◆ **PROBLEM REQUIREMENTS**: Without changing a character, return the entries, but not the images they hold.

[Data tied to figure images]
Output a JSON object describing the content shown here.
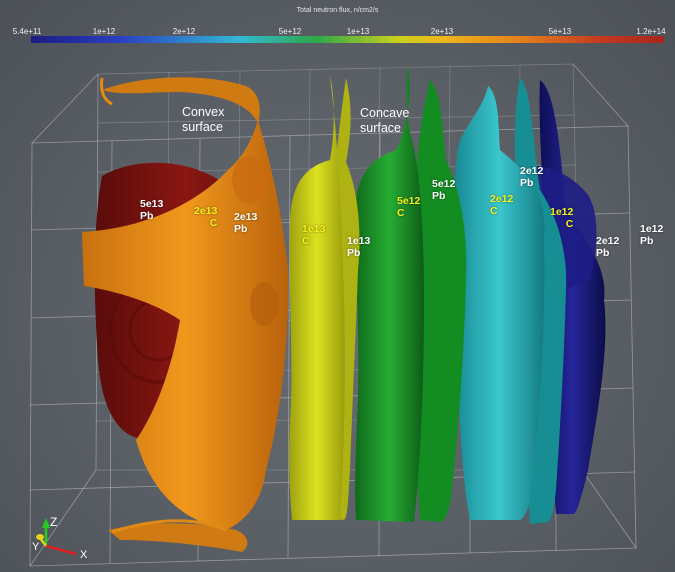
{
  "colorbar": {
    "title": "Total neutron flux, n/cm2/s",
    "ticks": [
      "5.4e+11",
      "1e+12",
      "2e+12",
      "5e+12",
      "1e+13",
      "2e+13",
      "5e+13",
      "1.2e+14"
    ]
  },
  "annotations": {
    "convex": "Convex\nsurface",
    "concave": "Concave\nsurface"
  },
  "labels": [
    {
      "text": "5e13\nPb",
      "color": "white"
    },
    {
      "text": "2e13\nC",
      "color": "yellow"
    },
    {
      "text": "2e13\nPb",
      "color": "white"
    },
    {
      "text": "1e13\nC",
      "color": "yellow"
    },
    {
      "text": "1e13\nPb",
      "color": "white"
    },
    {
      "text": "5e12\nC",
      "color": "yellow"
    },
    {
      "text": "5e12\nPb",
      "color": "white"
    },
    {
      "text": "2e12\nC",
      "color": "yellow"
    },
    {
      "text": "2e12\nPb",
      "color": "white"
    },
    {
      "text": "1e12\nC",
      "color": "yellow"
    },
    {
      "text": "2e12\nPb",
      "color": "white"
    },
    {
      "text": "1e12\nPb",
      "color": "white"
    }
  ],
  "axes_glyph": {
    "z": "Z",
    "y": "Y",
    "x": "X"
  },
  "colors": {
    "red": "#7a1410",
    "orange": "#e58714",
    "yellow": "#c8cc17",
    "green": "#1c9a2a",
    "cyan": "#26b3bd",
    "teal": "#148b90",
    "navy": "#1a1a72"
  }
}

◆ **WRITTEN ANSWER**:
Output a JSON object describing the content shown here.
{
  "colorbar": {
    "title": "Total neutron flux, n/cm2/s",
    "ticks": [
      "5.4e+11",
      "1e+12",
      "2e+12",
      "5e+12",
      "1e+13",
      "2e+13",
      "5e+13",
      "1.2e+14"
    ]
  },
  "annotations": {
    "convex": "Convex\nsurface",
    "concave": "Concave\nsurface"
  },
  "labels": [
    {
      "text": "5e13\nPb",
      "color": "white"
    },
    {
      "text": "2e13\nC",
      "color": "yellow"
    },
    {
      "text": "2e13\nPb",
      "color": "white"
    },
    {
      "text": "1e13\nC",
      "color": "yellow"
    },
    {
      "text": "1e13\nPb",
      "color": "white"
    },
    {
      "text": "5e12\nC",
      "color": "yellow"
    },
    {
      "text": "5e12\nPb",
      "color": "white"
    },
    {
      "text": "2e12\nC",
      "color": "yellow"
    },
    {
      "text": "2e12\nPb",
      "color": "white"
    },
    {
      "text": "1e12\nC",
      "color": "yellow"
    },
    {
      "text": "2e12\nPb",
      "color": "white"
    },
    {
      "text": "1e12\nPb",
      "color": "white"
    }
  ],
  "axes_glyph": {
    "z": "Z",
    "y": "Y",
    "x": "X"
  },
  "colors": {
    "red": "#7a1410",
    "orange": "#e58714",
    "yellow": "#c8cc17",
    "green": "#1c9a2a",
    "cyan": "#26b3bd",
    "teal": "#148b90",
    "navy": "#1a1a72"
  }
}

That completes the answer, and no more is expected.